INPUT:
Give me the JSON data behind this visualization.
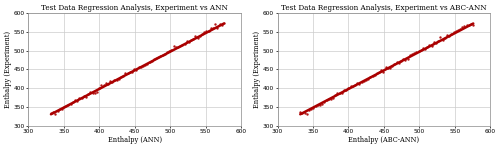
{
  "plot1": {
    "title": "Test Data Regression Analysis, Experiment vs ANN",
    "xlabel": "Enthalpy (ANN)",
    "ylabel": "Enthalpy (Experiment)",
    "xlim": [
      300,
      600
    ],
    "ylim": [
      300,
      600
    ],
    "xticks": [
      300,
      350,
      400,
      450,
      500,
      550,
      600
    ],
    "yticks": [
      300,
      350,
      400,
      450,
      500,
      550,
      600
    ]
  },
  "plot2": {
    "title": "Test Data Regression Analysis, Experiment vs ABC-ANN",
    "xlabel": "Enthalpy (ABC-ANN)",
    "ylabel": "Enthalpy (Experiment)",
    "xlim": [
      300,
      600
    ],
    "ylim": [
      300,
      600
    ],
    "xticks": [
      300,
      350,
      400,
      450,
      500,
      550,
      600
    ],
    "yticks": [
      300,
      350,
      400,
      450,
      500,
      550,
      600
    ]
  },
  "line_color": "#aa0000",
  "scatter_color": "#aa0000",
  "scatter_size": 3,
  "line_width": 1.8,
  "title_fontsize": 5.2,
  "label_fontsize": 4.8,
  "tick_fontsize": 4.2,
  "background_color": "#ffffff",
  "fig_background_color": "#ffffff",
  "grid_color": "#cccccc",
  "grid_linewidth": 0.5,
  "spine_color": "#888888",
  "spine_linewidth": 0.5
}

GIVEN REQUEST:
Repeat each line of the records above exactly, but do not copy the pictures.

WRITTEN SOLUTION:
Give me the JSON data behind this visualization.
{
  "plot1": {
    "title": "Test Data Regression Analysis, Experiment vs ANN",
    "xlabel": "Enthalpy (ANN)",
    "ylabel": "Enthalpy (Experiment)",
    "xlim": [
      300,
      600
    ],
    "ylim": [
      300,
      600
    ],
    "xticks": [
      300,
      350,
      400,
      450,
      500,
      550,
      600
    ],
    "yticks": [
      300,
      350,
      400,
      450,
      500,
      550,
      600
    ]
  },
  "plot2": {
    "title": "Test Data Regression Analysis, Experiment vs ABC-ANN",
    "xlabel": "Enthalpy (ABC-ANN)",
    "ylabel": "Enthalpy (Experiment)",
    "xlim": [
      300,
      600
    ],
    "ylim": [
      300,
      600
    ],
    "xticks": [
      300,
      350,
      400,
      450,
      500,
      550,
      600
    ],
    "yticks": [
      300,
      350,
      400,
      450,
      500,
      550,
      600
    ]
  },
  "line_color": "#aa0000",
  "scatter_color": "#aa0000",
  "scatter_size": 3,
  "line_width": 1.8,
  "title_fontsize": 5.2,
  "label_fontsize": 4.8,
  "tick_fontsize": 4.2,
  "background_color": "#ffffff",
  "fig_background_color": "#ffffff",
  "grid_color": "#cccccc",
  "grid_linewidth": 0.5,
  "spine_color": "#888888",
  "spine_linewidth": 0.5
}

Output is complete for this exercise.